- **WRITTEN PROBLEM**:
Draw out every line with the word "publikací" from the listing below.

- **DATASET ENTRIES**:
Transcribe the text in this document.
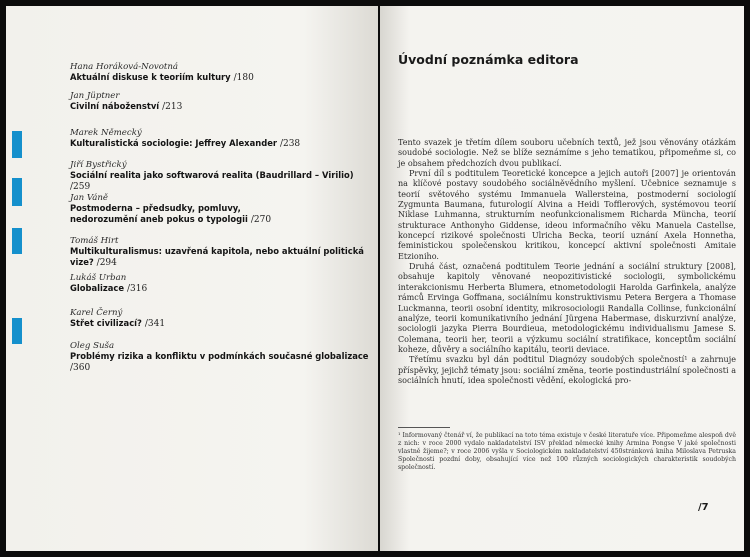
Hana Horáková-Novotná
Aktuální diskuse k teoriím kultury /180
Jan Jüptner
Civilní náboženství /213
Marek Německý
Kulturalistická sociologie: Jeffrey Alexander /238
Jiří Bystřický
Sociální realita jako softwarová realita (Baudrillard – Virilio) /259
Jan Váně
Postmoderna – předsudky, pomluvy, nedorozumění aneb pokus o typologii /270
Tomáš Hirt
Multikulturalismus: uzavřená kapitola, nebo aktuální politická vize? /294
Lukáš Urban
Globalizace /316
Karel Černý
Střet civilizací? /341
Oleg Suša
Problémy rizika a konfliktu v podmínkách současné globalizace /360
Úvodní poznámka editora

Tento svazek je třetím dílem souboru učebních textů, jež jsou věnovány otázkám soudobé sociologie. Než se blíže seznámíme s jeho tematikou, připomeňme si, co je obsahem předchozích dvou publikací.

První díl s podtitulem Teoretické koncepce a jejich autoři [2007] je orientován na klíčové postavy soudobého sociálněvědního myšlení. Učebnice seznamuje s teorií světového systému Immanuela Wallersteina, postmoderní sociologií Zygmunta Baumana, futurologií Alvina a Heidi Tofflerových, systémovou teorií Niklase Luhmanna, strukturním neofunkcionalismem Richarda Müncha, teorií strukturace Anthonyho Giddense, ideou informačního věku Manuela Castellse, koncepcí rizikové společnosti Ulricha Becka, teorií uznání Axela Honnetha, feministickou společenskou kritikou, koncepcí aktivní společnosti Amitaie Etzioniho.

Druhá část, označená podtitulem Teorie jednání a sociální struktury [2008], obsahuje kapitoly věnované neopozitivistické sociologii, symbolickému interakcionismu Herberta Blumera, etnometodologii Harolda Garfinkela, analýze rámců Ervinga Goffmana, sociálnímu konstruktivismu Petera Bergera a Thomase Luckmanna, teorii osobní identity, mikrosociologii Randalla Collinse, funkcionální analýze, teorii komunikativního jednání Jürgena Habermase, diskurzivní analýze, sociologii jazyka Pierra Bourdieua, metodologickému individualismu Jamese S. Colemana, teorii her, teorii a výzkumu sociální stratifikace, konceptům sociální koheze, důvěry a sociálního kapitálu, teorii deviace.

Třetímu svazku byl dán podtitul Diagnózy soudobých společností¹ a zahrnuje příspěvky, jejichž tématy jsou: sociální změna, teorie postindustriální společnosti a sociálních hnutí, idea společnosti vědění, ekologická pro-

¹ Informovaný čtenář ví, že publikací na toto téma existuje v české literatuře více. Připomeňme alespoň dvě z nich: v roce 2000 vydalo nakladatelství ISV překlad německé knihy Armina Pongse V jaké společnosti vlastně žijeme?; v roce 2006 vyšla v Sociologickém nakladatelství 450stránková kniha Miloslava Petruska Společnosti pozdní doby, obsahující více než 100 různých sociologických charakteristik soudobých společností.
/7
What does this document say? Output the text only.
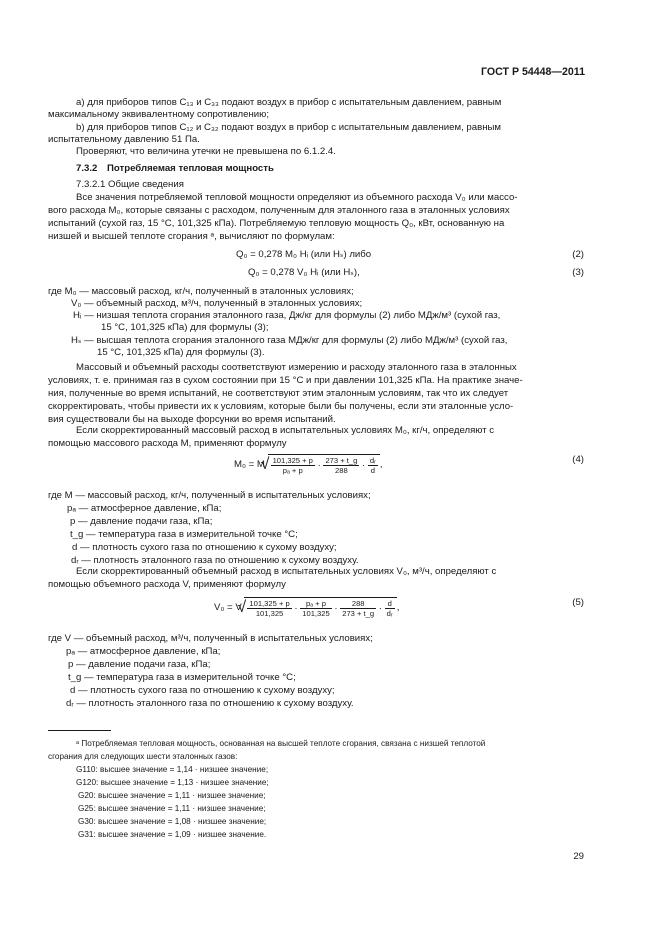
ГОСТ Р 54448—2011
а) для приборов типов C₁₃ и C₃₃ подают воздух в прибор с испытательным давлением, равным
максимальному эквивалентному сопротивлению;
b) для приборов типов C₁₂ и C₃₂ подают воздух в прибор с испытательным давлением, равным
испытательному давлению 51 Па.
Проверяют, что величина утечки не превышена по 6.1.2.4.
7.3.2 Потребляемая тепловая мощность
7.3.2.1 Общие сведения
Все значения потребляемой тепловой мощности определяют из объемного расхода V₀ или массо-
вого расхода M₀, которые связаны с расходом, полученным для эталонного газа в эталонных условиях
испытаний (сухой газ, 15 °С, 101,325 кПа). Потребляемую тепловую мощность Q₀, кВт, основанную на
низшей и высшей теплоте сгорания ᵃ, вычисляют по формулам:
Q₀ = 0,278 M₀ Hᵢ (или Hₛ) либо	(2)
Q₀ = 0,278 V₀ Hᵢ (или Hₛ),	(3)
где M₀ — массовый расход, кг/ч, полученный в эталонных условиях;
V₀ — объемный расход, м³/ч, полученный в эталонных условиях;
Hᵢ — низшая теплота сгорания эталонного газа, Дж/кг для формулы (2) либо МДж/м³ (сухой газ,
15 °С, 101,325 кПа) для формулы (3);
Hₛ — высшая теплота сгорания эталонного газа МДж/кг для формулы (2) либо МДж/м³ (сухой газ,
15 °С, 101,325 кПа) для формулы (3).
Массовый и объемный расходы соответствуют измерению и расходу эталонного газа в эталонных
условиях, т. е. принимая газ в сухом состоянии при 15 °С и при давлении 101,325 кПа. На практике значе-
ния, полученные во время испытаний, не соответствуют этим эталонным условиям, так что их следует
скорректировать, чтобы привести их к условиям, которые были бы получены, если эти эталонные усло-
вия существовали бы на выходе форсунки во время испытаний.
Если скорректированный массовый расход в испытательных условиях M₀, кг/ч, определяют с
помощью массового расхода M, применяют формулу
M₀ = M √ $\frac{101,325 + p}{\text{pₐ + p}} \cdot \frac{273 + t\_g}{288} \cdot \frac{\text{dᵣ}}{d}$ ,	(4)
где M — массовый расход, кг/ч, полученный в испытательных условиях;
pₐ — атмосферное давление, кПа;
p — давление подачи газа, кПа;
t_g — температура газа в измерительной точке °С;
d — плотность сухого газа по отношению к сухому воздуху;
dᵣ — плотность эталонного газа по отношению к сухому воздуху.
Если скорректированный объемный расход в испытательных условиях V₀, м³/ч, определяют с
помощью объемного расхода V, применяют формулу
V₀ = V √ $\frac{101,325 + p}{101,325} \cdot \frac{\text{pₐ + p}}{101,325} \cdot \frac{288}{273 + t\_g} \cdot \frac{d}{\text{dᵣ}}$ ,	(5)
где V — объемный расход, м³/ч, полученный в испытательных условиях;
pₐ — атмосферное давление, кПа;
p — давление подачи газа, кПа;
t_g — температура газа в измерительной точке °С;
d — плотность сухого газа по отношению к сухому воздуху;
dᵣ — плотность эталонного газа по отношению к сухому воздуху.
ᵃ Потребляемая тепловая мощность, основанная на высшей теплоте сгорания, связана с низшей теплотой
сгорания для следующих шести эталонных газов:
G110: высшее значение = 1,14 · низшее значение;
G120: высшее значение = 1,13 · низшее значение;
G20: высшее значение = 1,11 · низшее значение;
G25: высшее значение = 1,11 · низшее значение;
G30: высшее значение = 1,08 · низшее значение;
G31: высшее значение = 1,09 · низшее значение.
29
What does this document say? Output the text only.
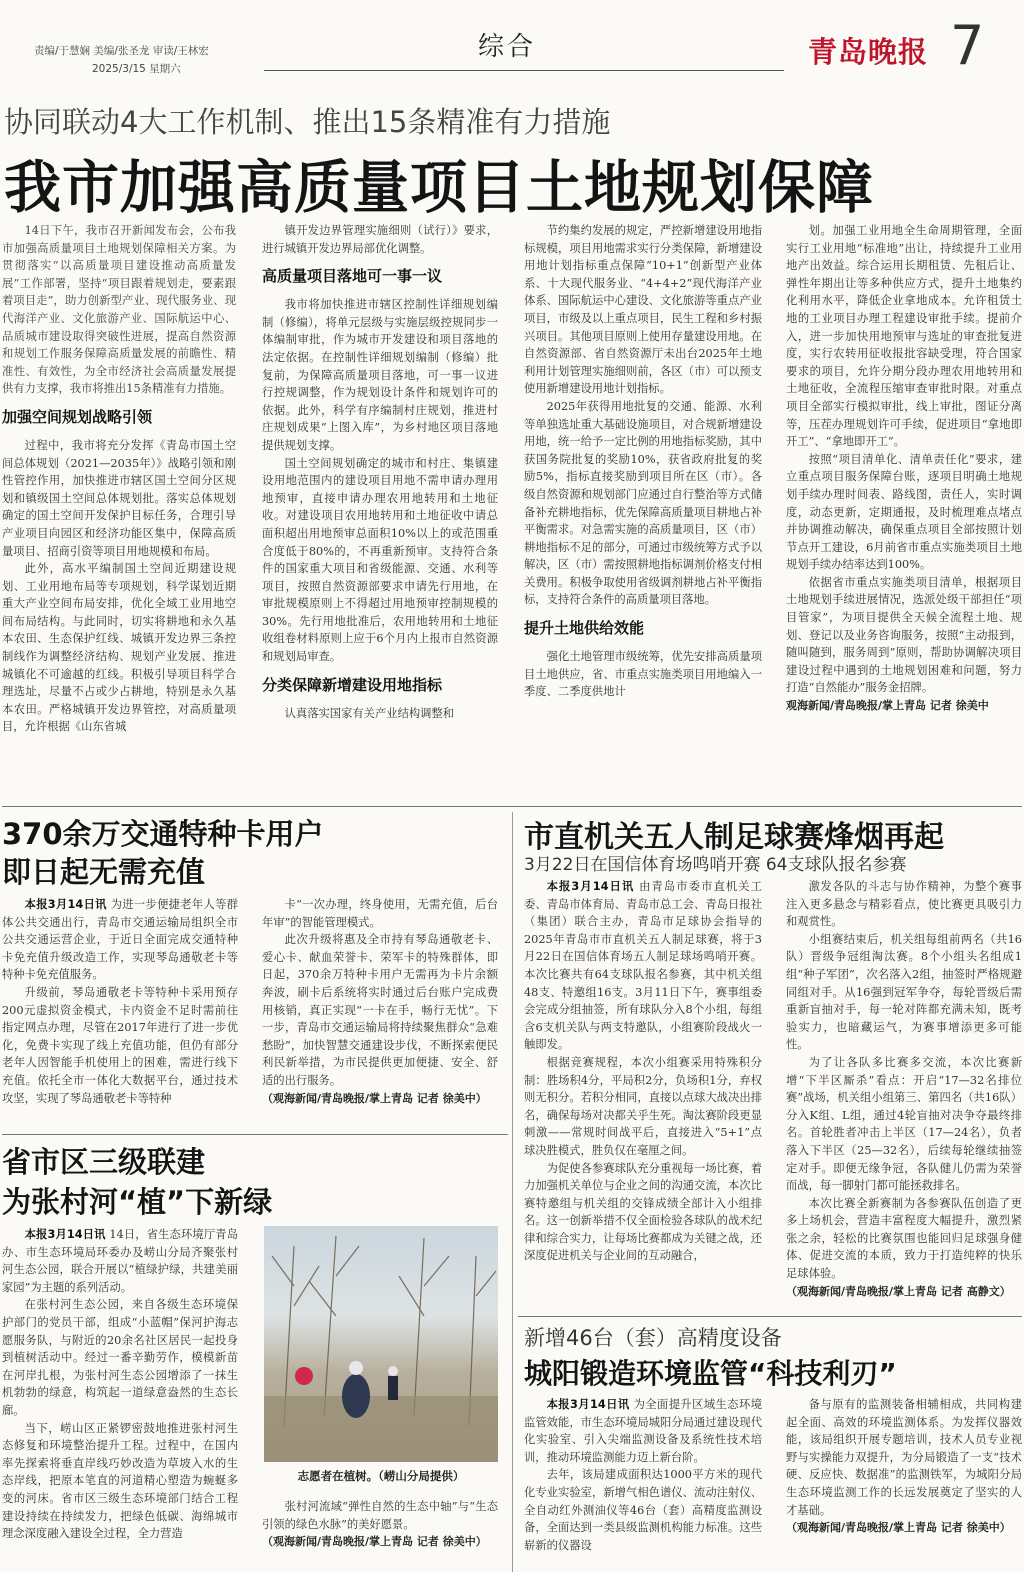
责编/于慧娴 美编/张圣龙 审读/王林宏
2025/3/15 星期六
综合	青岛晚报 7
协同联动4大工作机制、推出15条精准有力措施
我市加强高质量项目土地规划保障

14日下午，我市召开新闻发布会，公布我市加强高质量项目土地规划保障相关方案。为贯彻落实“以高质量项目建设推动高质量发展”工作部署，坚持“项目跟着规划走，要素跟着项目走”，助力创新型产业、现代服务业、现代海洋产业、文化旅游产业、国际航运中心、品质城市建设取得突破性进展，提高自然资源和规划工作服务保障高质量发展的前瞻性、精准性、有效性，为全市经济社会高质量发展提供有力支撑，我市将推出15条精准有力措施。

加强空间规划战略引领

过程中，我市将充分发挥《青岛市国土空间总体规划（2021—2035年）》战略引领和刚性管控作用，加快推进市辖区国土空间分区规划和镇级国土空间总体规划批。落实总体规划确定的国土空间开发保护目标任务，合理引导产业项目向园区和经济功能区集中，保障高质量项目、招商引资等项目用地规模和布局。

此外，高水平编制国土空间近期建设规划、工业用地布局等专项规划，科学谋划近期重大产业空间布局安排，优化全域工业用地空间布局结构。与此同时，切实将耕地和永久基本农田、生态保护红线、城镇开发边界三条控制线作为调整经济结构、规划产业发展、推进城镇化不可逾越的红线。积极引导项目科学合理选址，尽量不占或少占耕地，特别是永久基本农田。严格城镇开发边界管控，对高质量项目，允许根据《山东省城

镇开发边界管理实施细则（试行）》要求，进行城镇开发边界局部优化调整。

高质量项目落地可一事一议

我市将加快推进市辖区控制性详细规划编制（修编），将单元层级与实施层级控规同步一体编制审批，作为城市开发建设和项目落地的法定依据。在控制性详细规划编制（修编）批复前，为保障高质量项目落地，可一事一议进行控规调整，作为规划设计条件和规划许可的依据。此外，科学有序编制村庄规划，推进村庄规划成果“上图入库”，为乡村地区项目落地提供规划支撑。

国土空间规划确定的城市和村庄、集镇建设用地范围内的建设项目用地不需申请办理用地预审，直接申请办理农用地转用和土地征收。对建设项目农用地转用和土地征收中请总面积超出用地预审总面积10%以上的或范围重合度低于80%的，不再重新预审。支持符合条件的国家重大项目和省级能源、交通、水利等项目，按照自然资源部要求申请先行用地，在审批规模原则上不得超过用地预审控制规模的30%。先行用地批准后，农用地转用和土地征收组卷材料原则上应于6个月内上报市自然资源和规划局审查。

分类保障新增建设用地指标

认真落实国家有关产业结构调整和

节约集约发展的规定，严控新增建设用地指标规模，项目用地需求实行分类保障，新增建设用地计划指标重点保障“10+1”创新型产业体系、十大现代服务业、“4+4+2”现代海洋产业体系、国际航运中心建设、文化旅游等重点产业项目，市级及以上重点项目，民生工程和乡村振兴项目。其他项目原则上使用存量建设用地。在自然资源部、省自然资源厅未出台2025年土地利用计划管理实施细则前，各区（市）可以预支使用新增建设用地计划指标。

2025年获得用地批复的交通、能源、水利等单独选址重大基础设施项目，对合规新增建设用地，统一给予一定比例的用地指标奖励，其中获国务院批复的奖励10%，获省政府批复的奖励5%，指标直接奖励到项目所在区（市）。各级自然资源和规划部门应通过自行整治等方式储备补充耕地指标，优先保障高质量项目耕地占补平衡需求。对急需实施的高质量项目，区（市）耕地指标不足的部分，可通过市级统筹方式予以解决，区（市）需按照耕地指标调剂价格支付相关费用。积极争取使用省级调剂耕地占补平衡指标，支持符合条件的高质量项目落地。

提升土地供给效能

强化土地管理市级统筹，优先安排高质量项目土地供应，省、市重点实施类项目用地编入一季度、二季度供地计

划。加强工业用地全生命周期管理，全面实行工业用地“标准地”出让，持续提升工业用地产出效益。综合运用长期租赁、先租后让、弹性年期出让等多种供应方式，提升土地集约化利用水平，降低企业拿地成本。允许租赁土地的工业项目办理工程建设审批手续。提前介入，进一步加快用地预审与选址的审查批复进度，实行农转用征收报批容缺受理，符合国家要求的项目，允许分期分段办理农用地转用和土地征收，全流程压缩审查审批时限。对重点项目全部实行模拟审批，线上审批，图证分离等，压茬办理规划许可手续，促进项目“拿地即开工”、“拿地即开工”。

按照“项目清单化、清单责任化”要求，建立重点项目服务保障台账，逐项目明确土地规划手续办理时间表、路线图，责任人，实时调度，动态更新，定期通报，及时梳理难点堵点并协调推动解决，确保重点项目全部按照计划节点开工建设，6月前省市重点实施类项目土地规划手续办结率达到100%。

依据省市重点实施类项目清单，根据项目土地规划手续进展情况，选派处级干部担任“项目管家”，为项目提供全天候全流程土地、规划、登记以及业务咨询服务，按照“主动报到，随叫随到，服务周到”原则，帮助协调解决项目建设过程中遇到的土地规划困难和问题，努力打造“自然能办”服务金招牌。

观海新闻/青岛晚报/掌上青岛 记者 徐美中

370余万交通特种卡用户
即日起无需充值

本报3月14日讯 为进一步便捷老年人等群体公共交通出行，青岛市交通运输局组织全市公共交通运营企业，于近日全面完成交通特种卡免充值升级改造工作，实现琴岛通敬老卡等特种卡免充值服务。

升级前，琴岛通敬老卡等特种卡采用预存200元虚拟资金模式，卡内资金不足时需前往指定网点办理，尽管在2017年进行了进一步优化，免费卡实现了线上充值功能，但仍有部分老年人因智能手机使用上的困难，需进行线下充值。依托全市一体化大数据平台，通过技术攻坚，实现了琴岛通敬老卡等特种

卡“一次办理，终身使用，无需充值，后台年审”的智能管理模式。

此次升级将惠及全市持有琴岛通敬老卡、爱心卡、献血荣誉卡、荣军卡的特殊群体，即日起，370余万特种卡用户无需再为卡片余额奔波，刷卡后系统将实时通过后台账户完成费用核销，真正实现“一卡在手，畅行无忧”。下一步，青岛市交通运输局将持续聚焦群众“急难愁盼”，加快智慧交通建设步伐，不断探索便民利民新举措，为市民提供更加便捷、安全、舒适的出行服务。

（观海新闻/青岛晚报/掌上青岛 记者 徐美中）

省市区三级联建
为张村河“植”下新绿

本报3月14日讯 14日，省生态环境厅青岛办、市生态环境局环委办及崂山分局齐聚张村河生态公园，联合开展以“植绿护绿，共建美丽家园”为主题的系列活动。

在张村河生态公园，来自各级生态环境保护部门的党员干部，组成“小蓝帽”保河护海志愿服务队，与附近的20余名社区居民一起投身到植树活动中。经过一番辛勤劳作，模模新苗在河岸扎根，为张村河生态公园增添了一抹生机勃勃的绿意，构筑起一道绿意盎然的生态长廊。

当下，崂山区正紧锣密鼓地推进张村河生态修复和环境整治提升工程。过程中，在国内率先探索将垂直岸线巧妙改造为草坡入水的生态岸线，把原本笔直的河道精心塑造为蜿蜒多变的河床。省市区三级生态环境部门结合工程建设持续在持续发力，把绿色低碳、海绵城市理念深度融入建设全过程，全力营造

志愿者在植树。（崂山分局提供）

张村河流域“弹性自然的生态中轴”与“生态引领的绿色水脉”的美好愿景。

（观海新闻/青岛晚报/掌上青岛 记者 徐美中）

市直机关五人制足球赛烽烟再起
3月22日在国信体育场鸣哨开赛 64支球队报名参赛

本报3月14日讯 由青岛市委市直机关工委、青岛市体育局、青岛市总工会、青岛日报社（集团）联合主办，青岛市足球协会指导的2025年青岛市市直机关五人制足球赛，将于3月22日在国信体育场五人制足球场鸣哨开赛。本次比赛共有64支球队报名参赛，其中机关组48支、特邀组16支。3月11日下午，赛事组委会完成分组抽签，所有球队分入8个小组，每组含6支机关队与两支特邀队，小组赛阶段战火一触即发。

根据竞赛规程，本次小组赛采用特殊积分制：胜场积4分，平局积2分，负场积1分，弃权则无积分。若积分相同，直接以点球大战决出排名，确保每场对决都关乎生死。淘汰赛阶段更显刺激——常规时间战平后，直接进入“5+1”点球决胜模式，胜负仅在毫厘之间。

为促使各参赛球队充分重视每一场比赛，着力加强机关单位与企业之间的沟通交流，本次比赛特邀组与机关组的交锋成绩全部计入小组排名。这一创新举措不仅全面检验各球队的战术纪律和综合实力，让每场比赛都成为关键之战，还深度促进机关与企业间的互动融合，

激发各队的斗志与协作精神，为整个赛事注入更多悬念与精彩看点，使比赛更具吸引力和观赏性。

小组赛结束后，机关组每组前两名（共16队）晋级争冠组淘汰赛。8个小组头名组成1组“种子军团”，次名落入2组，抽签时严格规避同组对手。从16强到冠军争夺，每轮晋级后需重新盲抽对手，每一轮对阵都充满未知，既考验实力，也暗藏运气，为赛事增添更多可能性。

为了让各队多比赛多交流，本次比赛新增“下半区厮杀”看点：开启“17—32名排位赛”战场，机关组小组第三、第四名（共16队）分入K组、L组，通过4轮盲抽对决争夺最终排名。首轮胜者冲击上半区（17—24名），负者落入下半区（25—32名），后续每轮继续抽签定对手。即便无缘争冠，各队健儿仍需为荣誉而战，每一脚射门都可能拯救排名。

本次比赛全新赛制为各参赛队伍创造了更多上场机会，营造丰富程度大幅提升，激烈紧张之余，轻松的比赛氛围也能回归足球强身健体、促进交流的本质，致力于打造纯粹的快乐足球体验。

（观海新闻/青岛晚报/掌上青岛 记者 高静文）

新增46台（套）高精度设备
城阳锻造环境监管“科技利刃”

本报3月14日讯 为全面提升区域生态环境监管效能，市生态环境局城阳分局通过建设现代化实验室、引入尖端监测设备及系统性技术培训，推动环境监测能力迈上新台阶。

去年，该局建成面积达1000平方米的现代化专业实验室，新增气相色谱仪、流动注射仪、全自动红外测油仪等46台（套）高精度监测设备，全面达到一类县级监测机构能力标准。这些崭新的仪器设

备与原有的监测装备相辅相成，共同构建起全面、高效的环境监测体系。为发挥仪器效能，该局组织开展专题培训，技术人员专业视野与实操能力双提升，为分局锻造了一支“技术硬、反应快、数据准”的监测铁军，为城阳分局生态环境监测工作的长远发展奠定了坚实的人才基础。

（观海新闻/青岛晚报/掌上青岛 记者 徐美中）
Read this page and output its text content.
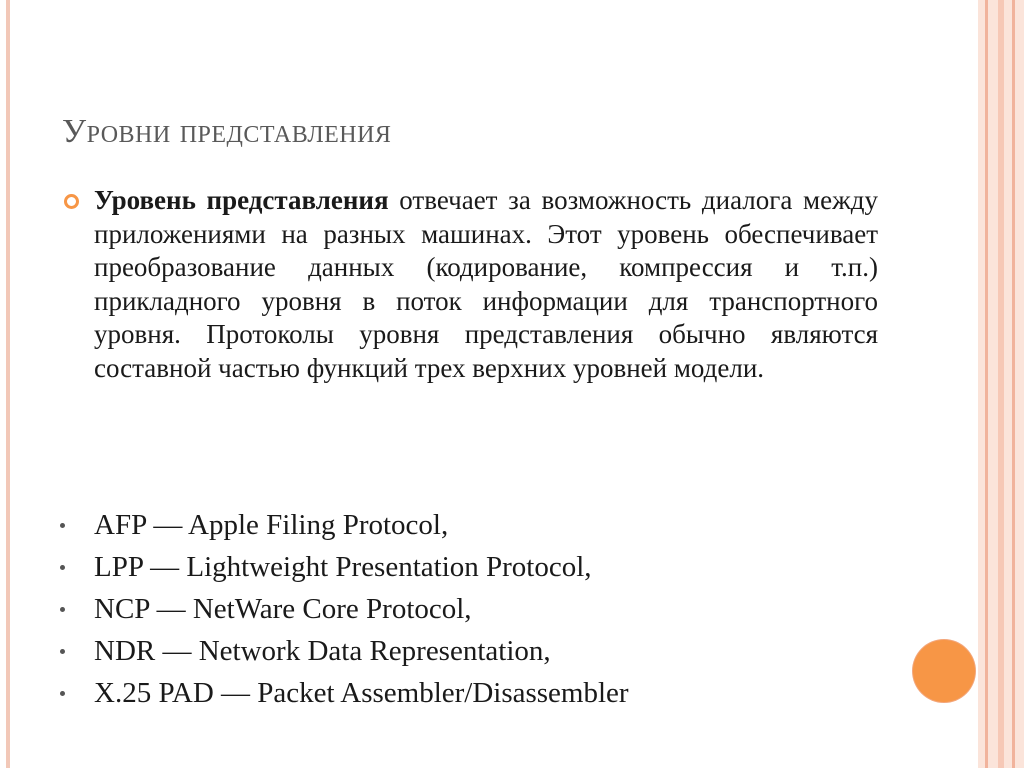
Уровни представления
Уровень представления отвечает за возможность диалога между приложениями на разных машинах. Этот уровень обеспечивает преобразование данных (кодирование, компрессия и т.п.) прикладного уровня в поток информации для транспортного уровня. Протоколы уровня представления обычно являются составной частью функций трех верхних уровней модели.
AFP — Apple Filing Protocol,
LPP — Lightweight Presentation Protocol,
NCP — NetWare Core Protocol,
NDR — Network Data Representation,
X.25 PAD — Packet Assembler/Disassembler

- **THE OUTPUT**:
Tento svazek je třetím dílem souboru učebních textů, jež jsou věnovány otázkám soudobé sociologie. Než se blíže seznámíme s jeho tematikou, připomeňme si, co je obsahem předchozích dvou publikací.
¹ Informovaný čtenář ví, že publikací na toto téma existuje v české literatuře více. Připomeňme alespoň dvě z nich: v roce 2000 vydalo nakladatelství ISV překlad německé knihy Armina Pongse V jaké společnosti vlastně žijeme?; v roce 2006 vyšla v Sociologickém nakladatelství 450stránková kniha Miloslava Petruska Společnosti pozdní doby, obsahující více než 100 různých sociologických charakteristik soudobých společností.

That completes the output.